EXTRAIT DU TEXTE:
◆ ◆ ◆

Six semaines ou deux mois ? (vendredi, 14 juin 2024)
La Cour de cassation a émis un avis selon lequel les dispositions de l'article 10 de la loi n° 2023-668 du 27 juillet 2023, en ce qu'elles modifient le délai minimal imparti au locataire pour s'acquitter de sa dette après la délivrance d'un commandement de payer visant la clause résolutoire insérée au bail prévu par l'article 24, alinéa 1er et 1°, de la loi n° 89-462 du 6 juillet 1989, n'ont pas pour effet de modifier les délais figurant dans les clauses contractuelles des baux en cours au jour de l'entrée en vigueur de la loi.
Cet avis :
" Vu les articles L. 441-1 et suivants du code de l'organisation judiciaire et 1031-1 et suivants du code de procédure civile ;
La troisième chambre civile de la Cour de cassation a rendu le présent avis sur le rapport de Mme Gallet, conseiller référendaire, et les observations écrites et orales de M. Sturlèse, avocat général ;
Moyens
Énoncé de la demande d'avis
1. Le 25 mars 2024, la Cour de cassation a reçu une demande d'avis formée le 21 mars 2024 par le tribunal de proximité de Trévoux, en application des articles L. 441-1 et suivants du code de l'organisation judiciaire et 1031-1 et suivants du code de procédure civile, dans une instance opposant la société civile immobilière Vale à M. [K] et Mme [E].
2. La demande est ainsi formulée :
« L'article 10 de la loi n° 2023-668 du 27 juillet 2023 est-il d'application immédiate aux contrats de bail d'habitation en cours ou seulement aux contrats conclus, tacitement reconduits ou renouvelés postérieurement à son entrée en vigueur ?

◆ ◆ ◆

DONNÉES FOURNIES:
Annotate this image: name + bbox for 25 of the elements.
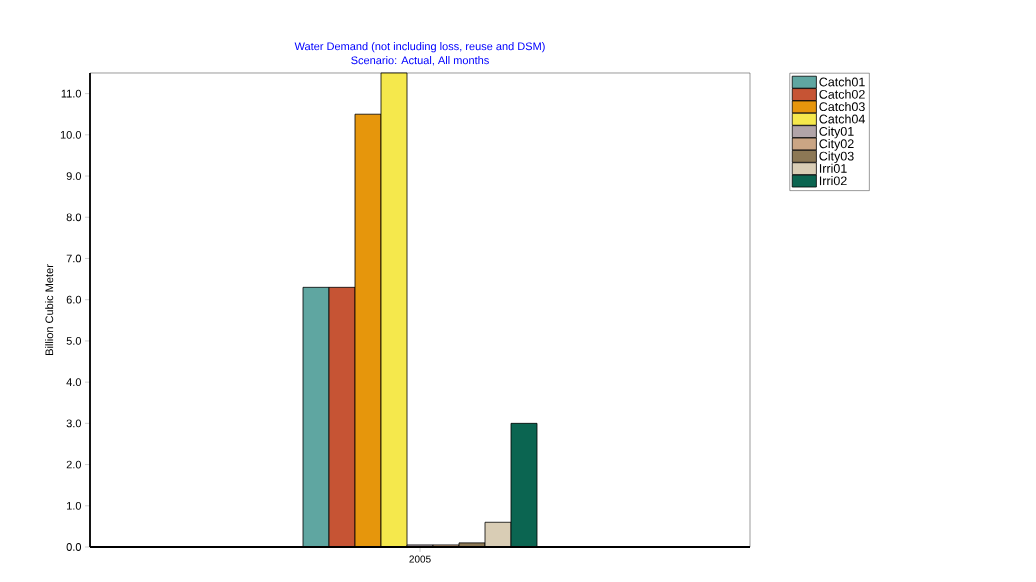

◆ ◆ ◆

Reproduisez le texte sur l'avis de la Cour de cassation en commençant par « 2. La demande » et en allant jusqu'à « en vigueur ? », en substituant « prorogés » à « renouvelés ».

2. La demande est ainsi formulée :
« L'article 10 de la loi n° 2023-668 du 27 juillet 2023 est-il d'application immédiate aux contrats de bail d'habitation en cours ou seulement aux contrats conclus, tacitement reconduits ou prorogés postérieurement à son entrée en vigueur ?